● GIVEN REQUEST
Swap "presentation-board-icon" for "whiteboard-icon" throughout the lines below, and write out all the lines with no other change.

(Labeled box records)
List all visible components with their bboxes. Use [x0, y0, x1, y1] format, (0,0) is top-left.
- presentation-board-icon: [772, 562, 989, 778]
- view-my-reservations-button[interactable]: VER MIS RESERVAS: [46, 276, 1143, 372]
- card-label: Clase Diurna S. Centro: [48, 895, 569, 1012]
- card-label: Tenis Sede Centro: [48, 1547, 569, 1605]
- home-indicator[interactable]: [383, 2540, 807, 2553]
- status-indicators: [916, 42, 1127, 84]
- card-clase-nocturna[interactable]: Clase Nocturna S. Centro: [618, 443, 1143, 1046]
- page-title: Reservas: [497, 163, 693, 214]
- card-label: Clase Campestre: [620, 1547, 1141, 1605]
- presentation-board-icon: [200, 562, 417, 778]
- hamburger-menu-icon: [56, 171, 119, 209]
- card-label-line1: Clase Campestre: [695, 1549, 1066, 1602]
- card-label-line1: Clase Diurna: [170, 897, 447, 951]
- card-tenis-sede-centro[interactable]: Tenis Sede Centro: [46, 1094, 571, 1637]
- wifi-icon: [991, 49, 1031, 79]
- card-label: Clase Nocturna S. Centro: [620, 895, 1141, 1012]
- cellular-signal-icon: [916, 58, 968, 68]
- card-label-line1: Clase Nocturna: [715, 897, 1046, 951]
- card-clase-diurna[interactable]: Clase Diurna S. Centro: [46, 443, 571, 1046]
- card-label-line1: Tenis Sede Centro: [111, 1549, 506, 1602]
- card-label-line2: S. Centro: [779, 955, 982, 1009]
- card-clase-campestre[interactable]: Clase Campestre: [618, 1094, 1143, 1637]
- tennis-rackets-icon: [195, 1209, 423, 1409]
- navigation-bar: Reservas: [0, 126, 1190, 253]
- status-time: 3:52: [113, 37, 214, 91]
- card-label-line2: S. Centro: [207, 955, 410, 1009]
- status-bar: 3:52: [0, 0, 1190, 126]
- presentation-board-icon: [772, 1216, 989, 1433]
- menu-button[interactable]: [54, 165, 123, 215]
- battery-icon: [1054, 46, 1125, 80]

● TASK RESULT
List all visible components with their bboxes. Use [x0, y0, x1, y1] format, (0,0) is top-left.
- whiteboard-icon: [772, 562, 989, 778]
- view-my-reservations-button[interactable]: VER MIS RESERVAS: [46, 276, 1143, 372]
- card-label: Clase Diurna S. Centro: [48, 895, 569, 1012]
- card-label: Tenis Sede Centro: [48, 1547, 569, 1605]
- home-indicator[interactable]: [383, 2540, 807, 2553]
- status-indicators: [916, 42, 1127, 84]
- card-clase-nocturna[interactable]: Clase Nocturna S. Centro: [618, 443, 1143, 1046]
- page-title: Reservas: [497, 163, 693, 214]
- card-label: Clase Campestre: [620, 1547, 1141, 1605]
- whiteboard-icon: [200, 562, 417, 778]
- hamburger-menu-icon: [56, 171, 119, 209]
- card-label-line1: Clase Campestre: [695, 1549, 1066, 1602]
- card-label-line1: Clase Diurna: [170, 897, 447, 951]
- card-tenis-sede-centro[interactable]: Tenis Sede Centro: [46, 1094, 571, 1637]
- wifi-icon: [991, 49, 1031, 79]
- card-label: Clase Nocturna S. Centro: [620, 895, 1141, 1012]
- cellular-signal-icon: [916, 58, 968, 68]
- card-label-line1: Clase Nocturna: [715, 897, 1046, 951]
- card-clase-diurna[interactable]: Clase Diurna S. Centro: [46, 443, 571, 1046]
- card-label-line1: Tenis Sede Centro: [111, 1549, 506, 1602]
- card-label-line2: S. Centro: [779, 955, 982, 1009]
- card-clase-campestre[interactable]: Clase Campestre: [618, 1094, 1143, 1637]
- tennis-rackets-icon: [195, 1209, 423, 1409]
- navigation-bar: Reservas: [0, 126, 1190, 253]
- status-time: 3:52: [113, 37, 214, 91]
- card-label-line2: S. Centro: [207, 955, 410, 1009]
- status-bar: 3:52: [0, 0, 1190, 126]
- whiteboard-icon: [772, 1216, 989, 1433]
- menu-button[interactable]: [54, 165, 123, 215]
- battery-icon: [1054, 46, 1125, 80]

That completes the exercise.